WHAT YOU NEED TO DO » Only the lines holding "Mast" are wanted here; copy each from the listing.

SUPPLIED INFORMATION »
◇ ◇ ◇ ◇
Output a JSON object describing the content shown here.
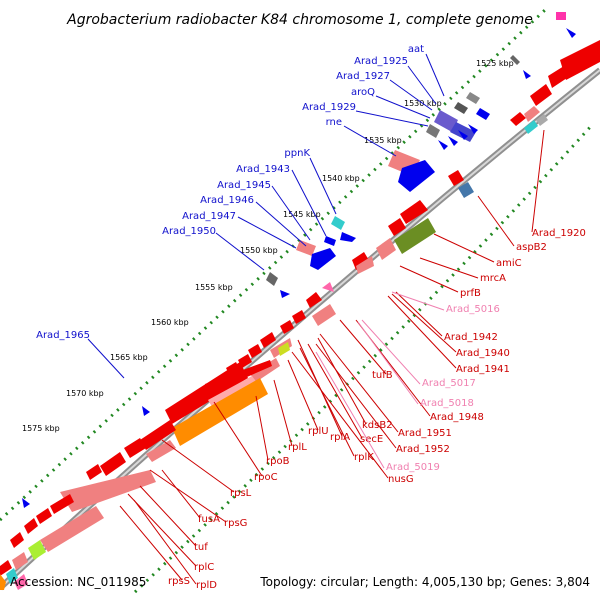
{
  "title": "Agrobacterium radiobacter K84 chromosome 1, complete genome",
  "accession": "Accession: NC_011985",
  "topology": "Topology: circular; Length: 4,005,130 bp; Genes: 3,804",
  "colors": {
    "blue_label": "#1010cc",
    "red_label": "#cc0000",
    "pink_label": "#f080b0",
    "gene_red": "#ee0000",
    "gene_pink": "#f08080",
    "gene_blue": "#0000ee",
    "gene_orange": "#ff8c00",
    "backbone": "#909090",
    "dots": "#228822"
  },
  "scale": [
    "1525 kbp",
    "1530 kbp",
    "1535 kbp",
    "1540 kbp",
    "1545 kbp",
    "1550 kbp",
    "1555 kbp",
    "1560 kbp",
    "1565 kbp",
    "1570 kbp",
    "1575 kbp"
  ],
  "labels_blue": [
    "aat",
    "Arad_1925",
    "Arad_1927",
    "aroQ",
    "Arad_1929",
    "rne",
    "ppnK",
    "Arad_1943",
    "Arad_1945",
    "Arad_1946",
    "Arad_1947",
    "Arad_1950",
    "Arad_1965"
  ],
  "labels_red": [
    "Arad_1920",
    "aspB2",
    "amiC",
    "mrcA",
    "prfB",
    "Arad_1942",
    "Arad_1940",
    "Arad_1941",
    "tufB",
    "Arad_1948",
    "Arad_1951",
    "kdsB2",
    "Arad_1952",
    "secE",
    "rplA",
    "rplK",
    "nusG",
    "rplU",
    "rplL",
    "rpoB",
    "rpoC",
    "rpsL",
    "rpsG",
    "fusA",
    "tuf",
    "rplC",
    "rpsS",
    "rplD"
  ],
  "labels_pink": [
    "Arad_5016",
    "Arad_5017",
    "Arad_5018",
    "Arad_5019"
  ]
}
◇ ◇ ◇ ◇
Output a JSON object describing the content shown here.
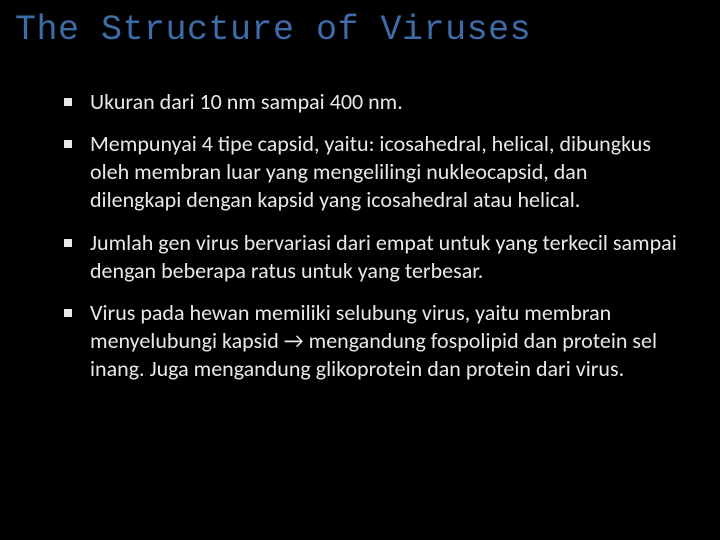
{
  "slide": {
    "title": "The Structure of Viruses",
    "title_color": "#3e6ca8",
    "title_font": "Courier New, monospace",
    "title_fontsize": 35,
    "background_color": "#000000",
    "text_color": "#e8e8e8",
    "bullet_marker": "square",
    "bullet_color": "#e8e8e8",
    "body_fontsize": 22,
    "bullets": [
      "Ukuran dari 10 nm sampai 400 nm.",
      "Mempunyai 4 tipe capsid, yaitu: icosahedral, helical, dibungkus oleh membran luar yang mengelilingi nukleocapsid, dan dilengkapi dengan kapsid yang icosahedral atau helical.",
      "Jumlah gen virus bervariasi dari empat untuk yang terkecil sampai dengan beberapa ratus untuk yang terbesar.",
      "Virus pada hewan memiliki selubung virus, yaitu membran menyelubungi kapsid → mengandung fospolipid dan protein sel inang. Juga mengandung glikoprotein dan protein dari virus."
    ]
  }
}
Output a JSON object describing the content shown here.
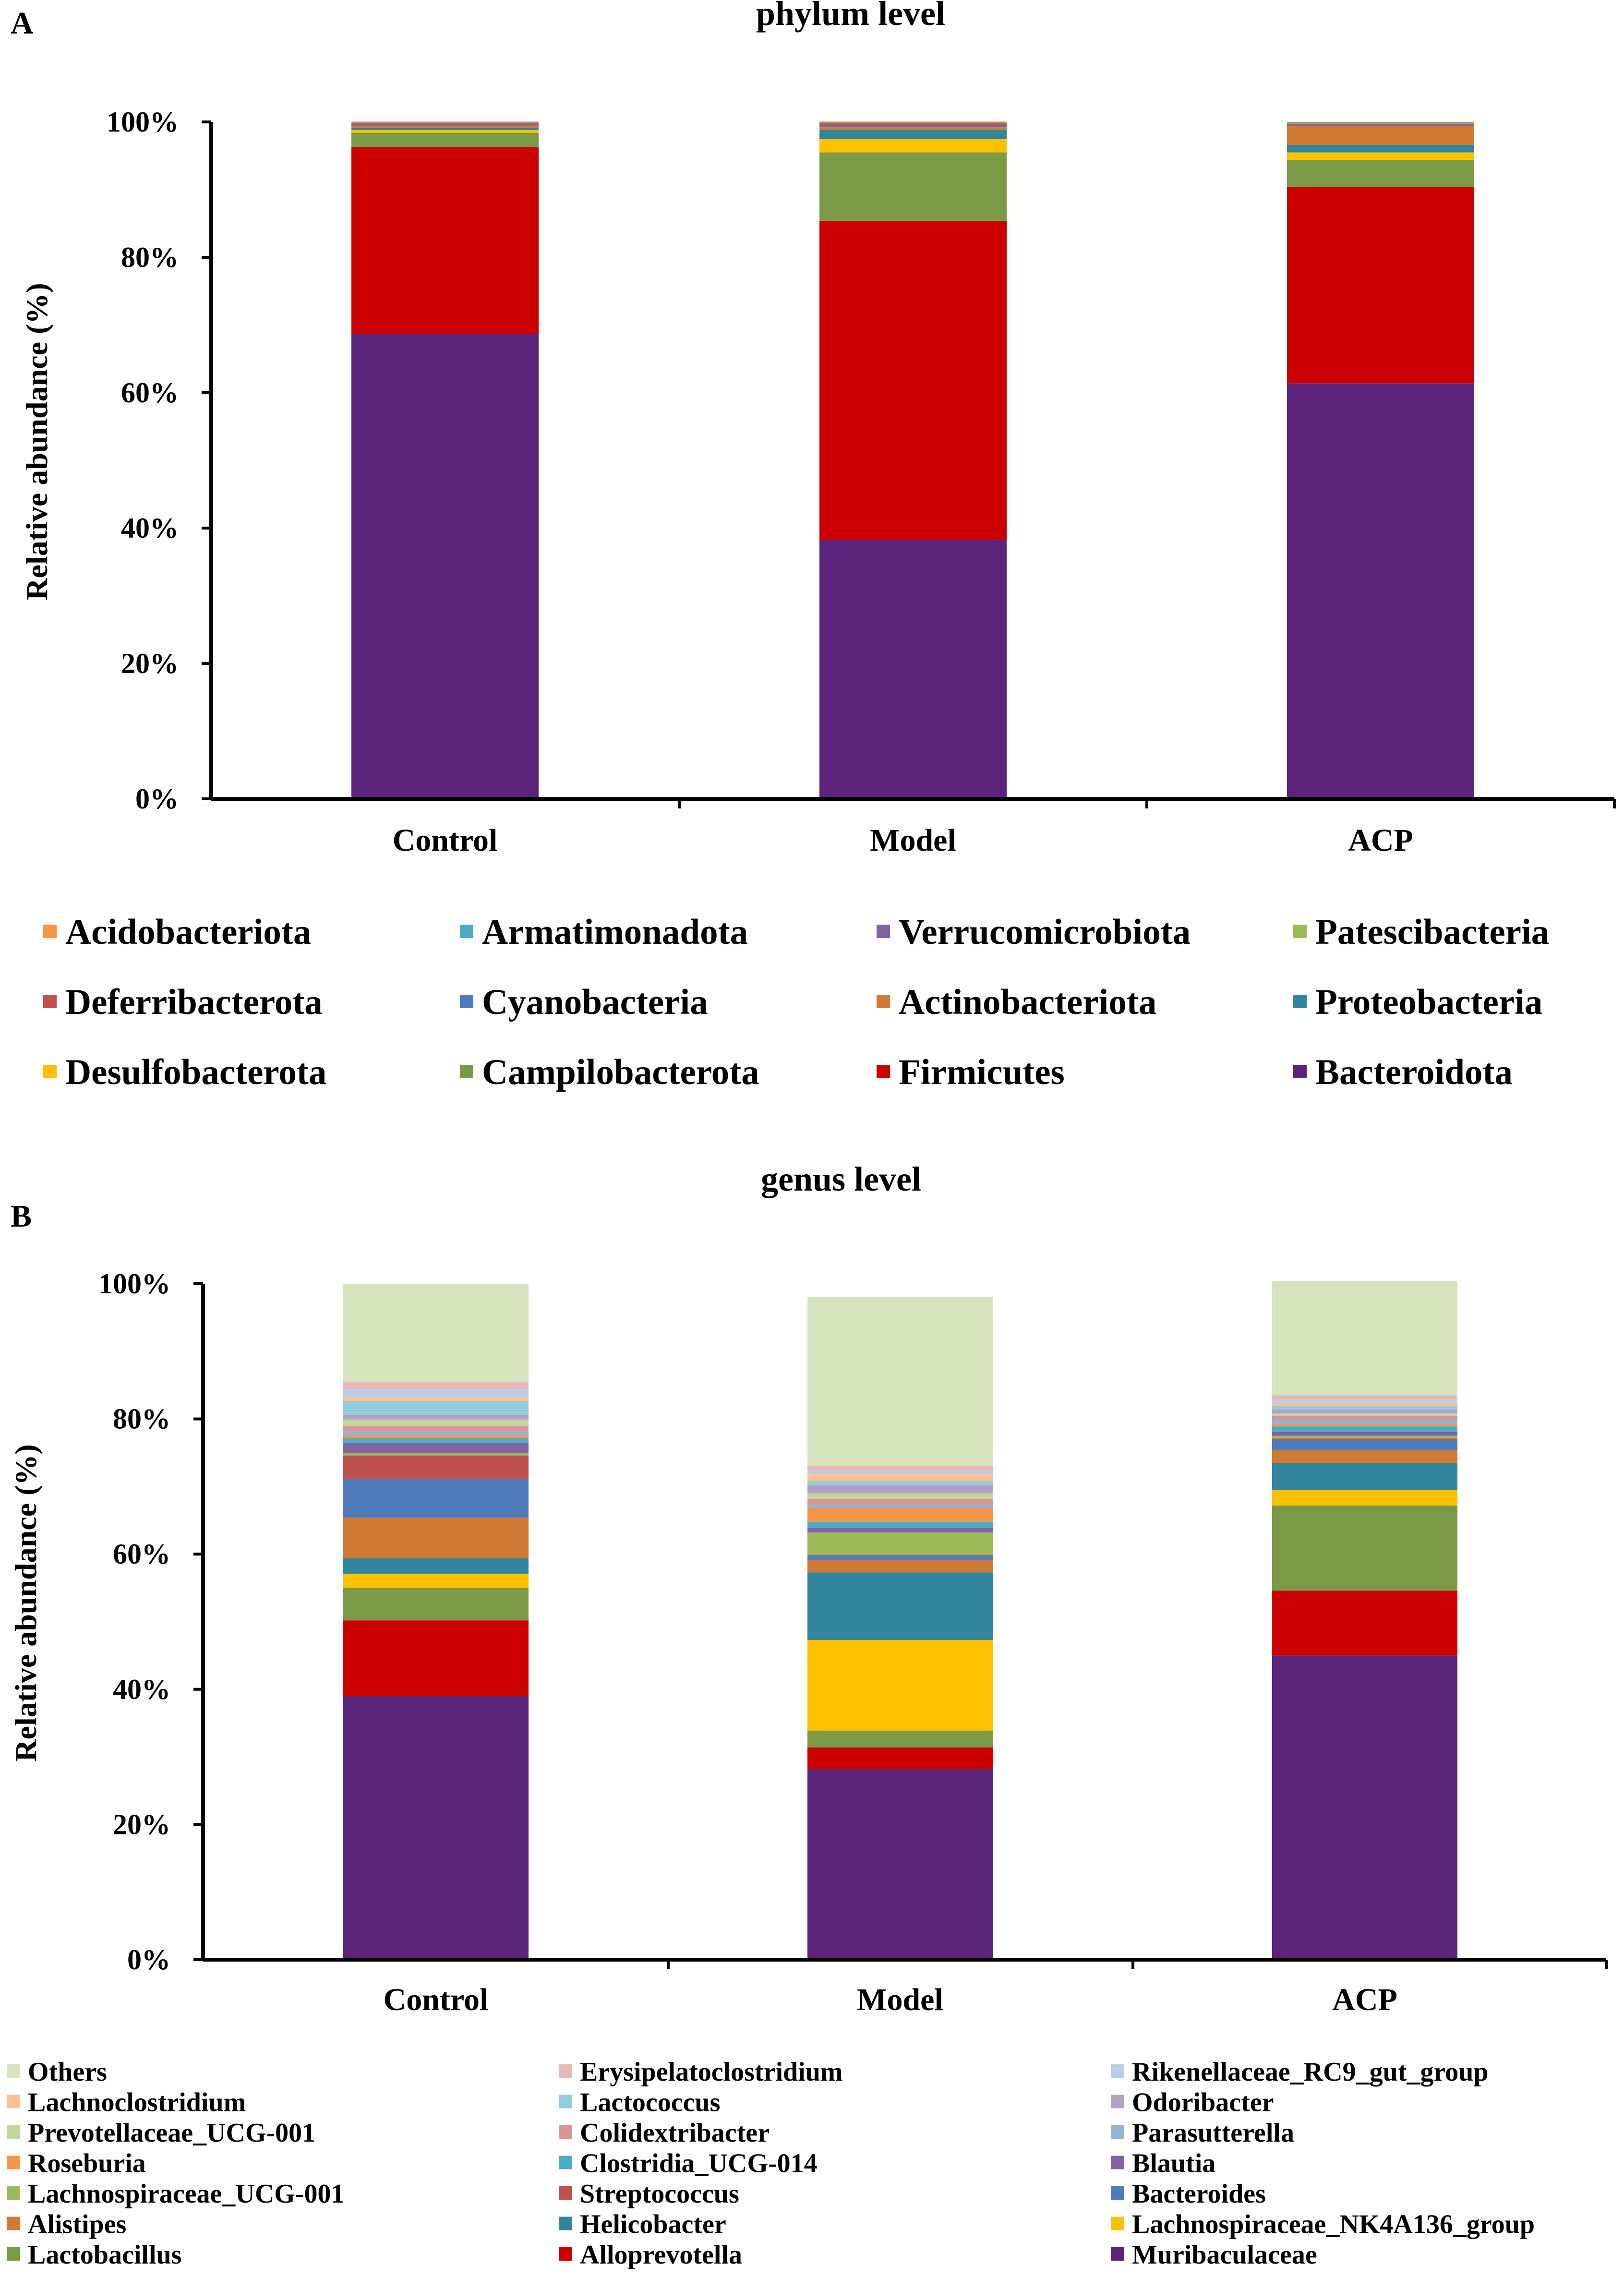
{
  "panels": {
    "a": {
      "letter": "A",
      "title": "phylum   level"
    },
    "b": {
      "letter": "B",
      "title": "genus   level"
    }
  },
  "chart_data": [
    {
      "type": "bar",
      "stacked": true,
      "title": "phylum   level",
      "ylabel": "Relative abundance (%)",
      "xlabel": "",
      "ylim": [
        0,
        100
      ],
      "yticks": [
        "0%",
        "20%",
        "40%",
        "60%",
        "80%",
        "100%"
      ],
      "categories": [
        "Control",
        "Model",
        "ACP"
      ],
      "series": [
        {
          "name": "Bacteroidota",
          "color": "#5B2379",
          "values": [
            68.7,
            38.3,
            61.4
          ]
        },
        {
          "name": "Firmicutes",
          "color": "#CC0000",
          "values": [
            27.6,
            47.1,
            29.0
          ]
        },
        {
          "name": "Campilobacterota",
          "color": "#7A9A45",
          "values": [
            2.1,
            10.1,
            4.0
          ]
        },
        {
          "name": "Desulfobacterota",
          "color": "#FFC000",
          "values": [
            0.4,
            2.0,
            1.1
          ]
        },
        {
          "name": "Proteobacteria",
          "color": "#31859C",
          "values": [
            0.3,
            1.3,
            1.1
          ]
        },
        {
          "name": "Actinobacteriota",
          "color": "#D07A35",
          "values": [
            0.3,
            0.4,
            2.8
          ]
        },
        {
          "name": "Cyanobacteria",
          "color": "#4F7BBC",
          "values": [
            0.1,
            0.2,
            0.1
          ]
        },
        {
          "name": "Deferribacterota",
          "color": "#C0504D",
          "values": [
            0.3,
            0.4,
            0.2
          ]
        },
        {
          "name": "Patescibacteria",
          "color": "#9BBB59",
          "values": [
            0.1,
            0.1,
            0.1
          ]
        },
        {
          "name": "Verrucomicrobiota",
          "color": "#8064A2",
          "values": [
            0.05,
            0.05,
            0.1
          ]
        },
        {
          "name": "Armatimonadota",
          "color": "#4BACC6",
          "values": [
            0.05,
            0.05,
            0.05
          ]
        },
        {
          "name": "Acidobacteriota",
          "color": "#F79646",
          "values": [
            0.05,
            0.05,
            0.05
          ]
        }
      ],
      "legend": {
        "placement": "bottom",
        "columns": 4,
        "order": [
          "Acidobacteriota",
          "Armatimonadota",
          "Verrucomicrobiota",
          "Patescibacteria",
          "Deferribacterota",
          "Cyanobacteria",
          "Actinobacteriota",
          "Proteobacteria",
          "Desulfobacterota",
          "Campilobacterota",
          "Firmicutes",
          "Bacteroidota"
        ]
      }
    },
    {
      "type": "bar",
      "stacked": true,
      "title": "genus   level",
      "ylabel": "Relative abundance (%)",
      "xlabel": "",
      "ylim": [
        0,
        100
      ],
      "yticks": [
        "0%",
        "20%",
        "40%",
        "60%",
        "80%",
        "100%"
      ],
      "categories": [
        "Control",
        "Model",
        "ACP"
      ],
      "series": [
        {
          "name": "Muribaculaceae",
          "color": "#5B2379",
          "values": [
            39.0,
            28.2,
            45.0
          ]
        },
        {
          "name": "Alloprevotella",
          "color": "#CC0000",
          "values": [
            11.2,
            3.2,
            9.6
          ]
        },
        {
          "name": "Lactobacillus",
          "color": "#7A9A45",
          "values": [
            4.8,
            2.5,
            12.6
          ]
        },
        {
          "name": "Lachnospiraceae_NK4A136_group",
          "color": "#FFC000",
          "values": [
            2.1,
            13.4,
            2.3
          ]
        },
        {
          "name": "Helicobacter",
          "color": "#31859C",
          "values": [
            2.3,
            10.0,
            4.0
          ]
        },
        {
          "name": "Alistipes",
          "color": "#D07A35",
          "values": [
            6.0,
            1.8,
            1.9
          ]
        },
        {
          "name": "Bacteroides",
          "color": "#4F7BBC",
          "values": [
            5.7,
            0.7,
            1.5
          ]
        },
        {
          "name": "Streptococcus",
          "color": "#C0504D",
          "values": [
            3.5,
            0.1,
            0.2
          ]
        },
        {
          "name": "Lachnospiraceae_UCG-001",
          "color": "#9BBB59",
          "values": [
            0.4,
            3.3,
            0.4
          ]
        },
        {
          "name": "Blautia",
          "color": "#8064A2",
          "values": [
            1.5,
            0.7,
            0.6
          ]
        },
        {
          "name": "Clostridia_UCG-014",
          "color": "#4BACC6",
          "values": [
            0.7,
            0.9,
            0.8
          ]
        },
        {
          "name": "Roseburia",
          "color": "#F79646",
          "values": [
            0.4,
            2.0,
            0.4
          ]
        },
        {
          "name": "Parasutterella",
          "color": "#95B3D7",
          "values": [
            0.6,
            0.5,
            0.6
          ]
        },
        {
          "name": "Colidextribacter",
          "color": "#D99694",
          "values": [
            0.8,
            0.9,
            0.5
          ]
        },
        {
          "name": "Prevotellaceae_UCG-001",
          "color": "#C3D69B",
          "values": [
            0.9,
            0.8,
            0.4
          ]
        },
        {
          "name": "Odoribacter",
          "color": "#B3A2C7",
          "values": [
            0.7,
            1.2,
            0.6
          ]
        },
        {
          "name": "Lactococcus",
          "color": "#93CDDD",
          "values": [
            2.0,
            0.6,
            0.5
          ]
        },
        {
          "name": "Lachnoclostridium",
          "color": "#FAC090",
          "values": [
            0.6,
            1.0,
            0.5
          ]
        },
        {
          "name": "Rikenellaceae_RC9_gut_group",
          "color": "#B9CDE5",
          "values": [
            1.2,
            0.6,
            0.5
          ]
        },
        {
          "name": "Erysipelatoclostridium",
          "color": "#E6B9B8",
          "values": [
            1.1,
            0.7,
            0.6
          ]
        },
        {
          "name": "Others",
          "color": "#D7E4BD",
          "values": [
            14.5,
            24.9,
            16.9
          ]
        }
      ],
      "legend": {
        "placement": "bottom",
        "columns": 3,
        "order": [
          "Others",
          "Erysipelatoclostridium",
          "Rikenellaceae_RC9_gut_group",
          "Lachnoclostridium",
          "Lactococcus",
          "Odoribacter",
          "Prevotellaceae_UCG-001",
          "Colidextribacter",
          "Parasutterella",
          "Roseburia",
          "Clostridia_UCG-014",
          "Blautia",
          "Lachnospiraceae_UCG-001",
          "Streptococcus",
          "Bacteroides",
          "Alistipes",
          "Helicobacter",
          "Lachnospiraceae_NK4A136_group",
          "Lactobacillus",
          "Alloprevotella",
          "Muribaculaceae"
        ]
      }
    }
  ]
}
◇ ◇ ◇ ◇
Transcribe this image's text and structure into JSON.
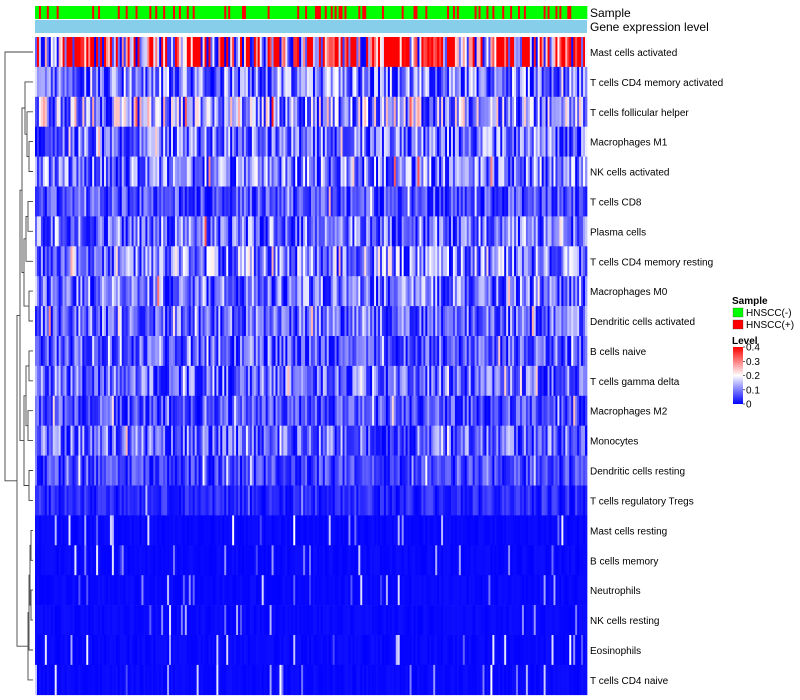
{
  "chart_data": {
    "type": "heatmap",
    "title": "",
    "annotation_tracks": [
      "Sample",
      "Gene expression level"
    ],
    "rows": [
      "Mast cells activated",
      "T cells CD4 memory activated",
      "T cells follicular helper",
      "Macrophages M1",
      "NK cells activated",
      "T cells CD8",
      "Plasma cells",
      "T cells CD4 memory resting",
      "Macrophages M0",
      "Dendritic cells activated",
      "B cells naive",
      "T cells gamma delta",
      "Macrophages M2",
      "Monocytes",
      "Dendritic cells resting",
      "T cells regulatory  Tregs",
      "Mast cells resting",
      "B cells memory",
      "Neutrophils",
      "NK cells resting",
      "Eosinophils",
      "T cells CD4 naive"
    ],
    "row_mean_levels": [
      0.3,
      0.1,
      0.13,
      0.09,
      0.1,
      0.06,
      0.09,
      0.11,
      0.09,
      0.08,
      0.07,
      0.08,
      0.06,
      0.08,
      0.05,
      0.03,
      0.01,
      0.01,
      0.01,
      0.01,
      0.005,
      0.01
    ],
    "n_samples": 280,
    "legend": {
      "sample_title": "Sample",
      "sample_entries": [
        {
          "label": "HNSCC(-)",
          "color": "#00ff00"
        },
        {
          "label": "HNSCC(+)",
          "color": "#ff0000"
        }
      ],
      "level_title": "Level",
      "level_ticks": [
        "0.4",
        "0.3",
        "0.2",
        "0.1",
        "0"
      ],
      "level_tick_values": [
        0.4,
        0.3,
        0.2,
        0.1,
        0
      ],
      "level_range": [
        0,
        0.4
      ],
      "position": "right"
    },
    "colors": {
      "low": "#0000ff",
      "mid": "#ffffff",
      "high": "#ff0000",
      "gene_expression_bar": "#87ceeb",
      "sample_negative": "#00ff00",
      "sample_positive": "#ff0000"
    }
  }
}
◇ ◇ ◇ ◇
SOLUTION FOR THIS EXERCISE »
      "Mast cells activated",
      "Mast cells resting",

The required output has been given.